[What you have to do]
Set each record down exactly, excluding all images.

## START Record set

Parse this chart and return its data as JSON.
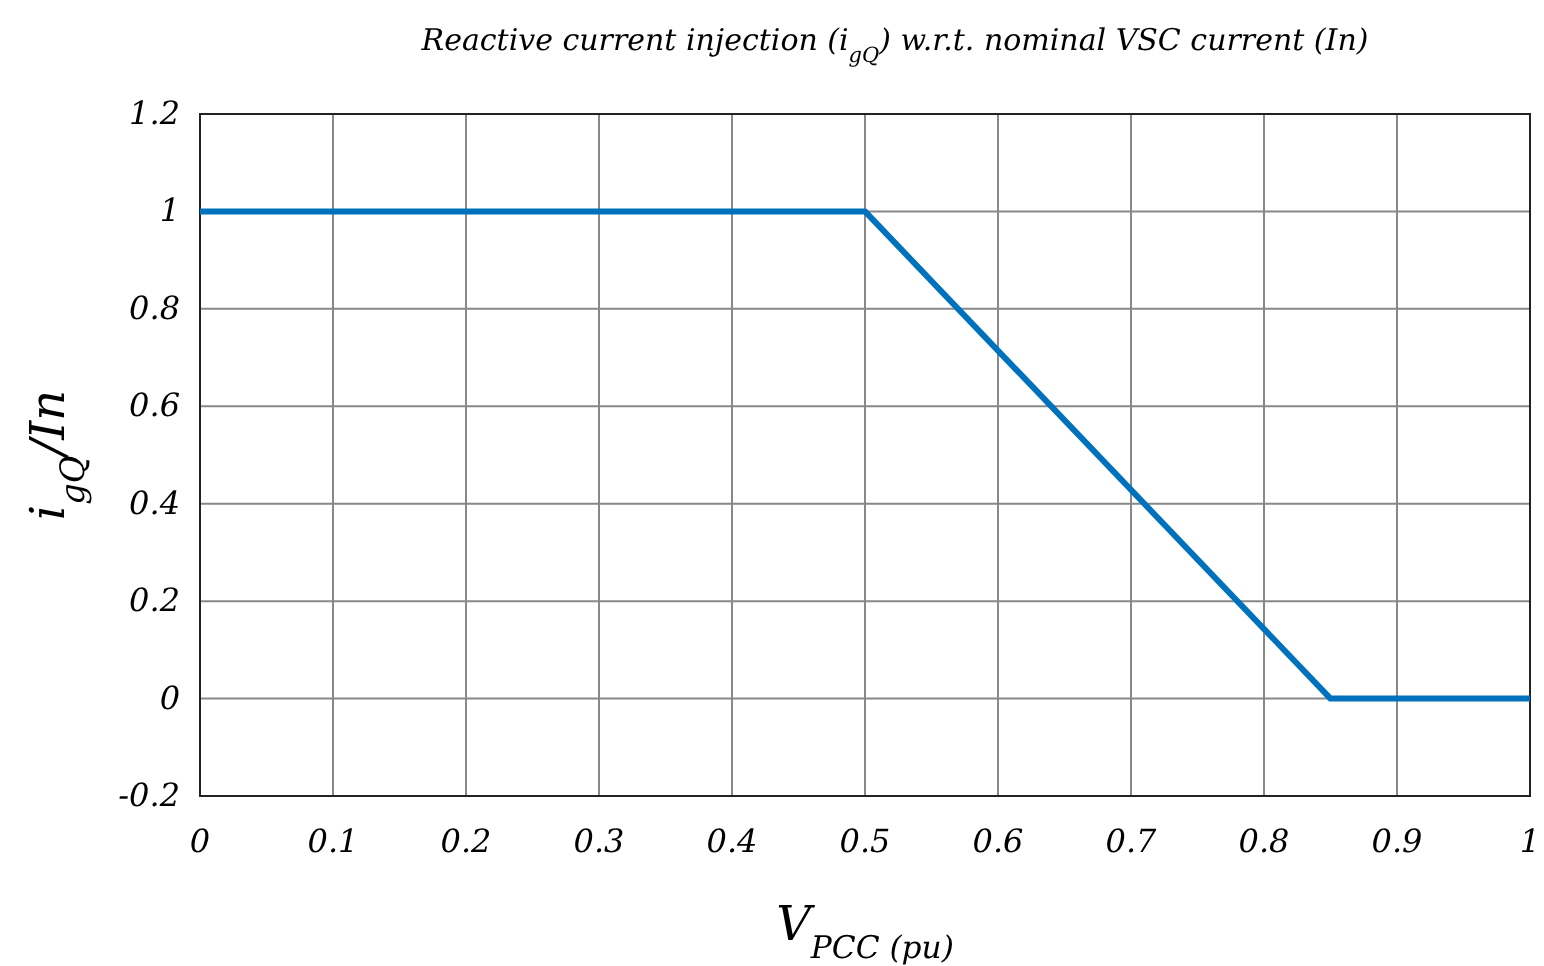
{
  "chart_data": {
    "type": "line",
    "title": "Reactive current injection (i$_{gQ}$) w.r.t. nominal VSC current (In)",
    "xlabel": "V$_{PCC (pu)}$",
    "ylabel": "i$_{gQ}$/In",
    "x": [
      0,
      0.5,
      0.85,
      1
    ],
    "series": [
      {
        "color": "#0072bd",
        "values": [
          1,
          1,
          0,
          0
        ]
      }
    ],
    "xlim": [
      0,
      1
    ],
    "xticks": [
      0,
      0.1,
      0.2,
      0.3,
      0.4,
      0.5,
      0.6,
      0.7,
      0.8,
      0.9,
      1
    ],
    "ylim": [
      -0.2,
      1.2
    ],
    "yticks": [
      -0.2,
      0,
      0.2,
      0.4,
      0.6,
      0.8,
      1,
      1.2
    ],
    "grid": true,
    "marker": "none",
    "line_style": "solid"
  }
}
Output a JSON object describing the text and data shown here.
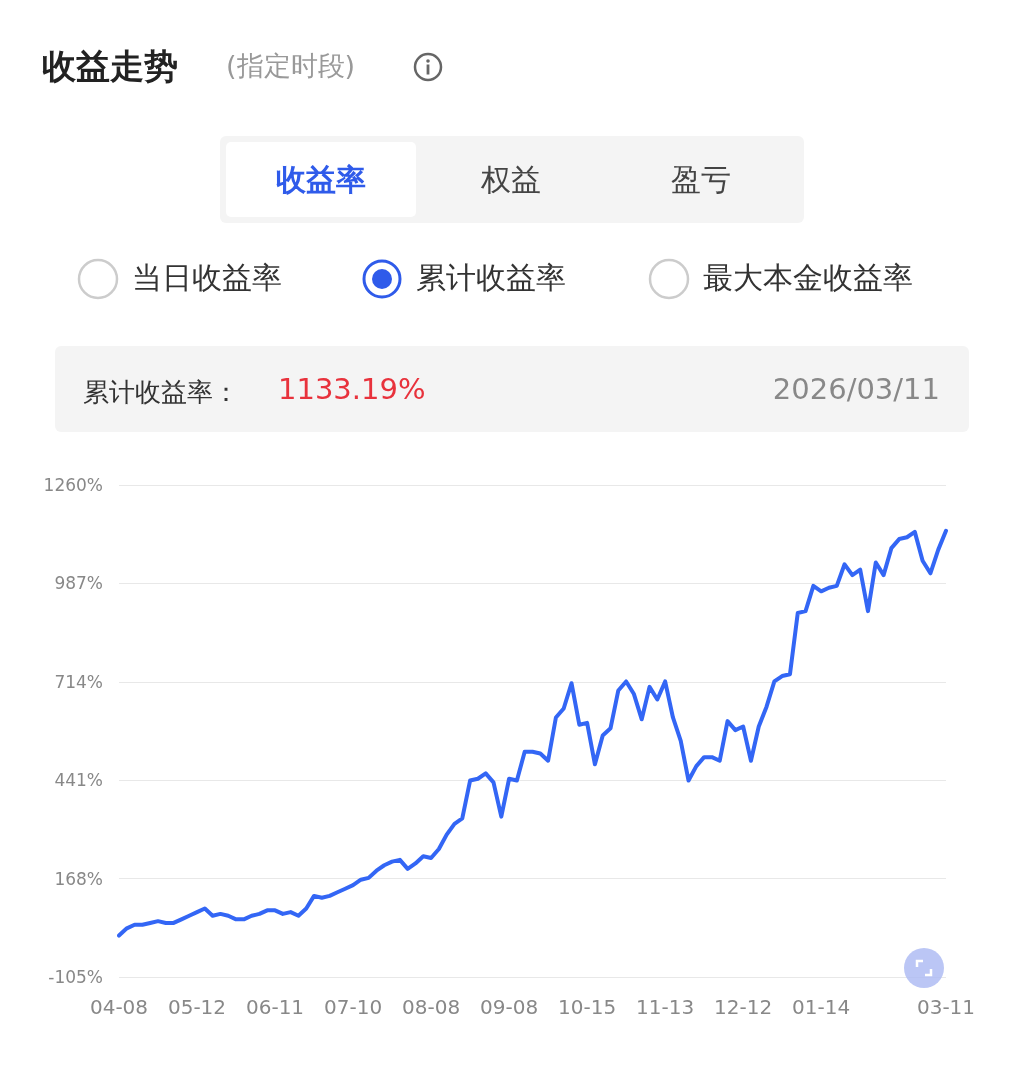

## END Record set

[Solution below]
Parse this chart and return its data as JSON.
{
  "chart_data": {
    "type": "line",
    "title": "Reactive current injection (i$_{gQ}$) w.r.t. nominal VSC current (In)",
    "xlabel": "V$_{PCC (pu)}$",
    "ylabel": "i$_{gQ}$/In",
    "x": [
      0,
      0.5,
      0.85,
      1
    ],
    "series": [
      {
        "color": "#0072bd",
        "values": [
          1,
          1,
          0,
          0
        ]
      }
    ],
    "xlim": [
      0,
      1
    ],
    "xticks": [
      0,
      0.1,
      0.2,
      0.3,
      0.4,
      0.5,
      0.6,
      0.7,
      0.8,
      0.9,
      1
    ],
    "ylim": [
      -0.2,
      1.2
    ],
    "yticks": [
      -0.2,
      0,
      0.2,
      0.4,
      0.6,
      0.8,
      1,
      1.2
    ],
    "grid": true,
    "marker": "none",
    "line_style": "solid"
  }
}
Output a JSON object describing the text and data shown here.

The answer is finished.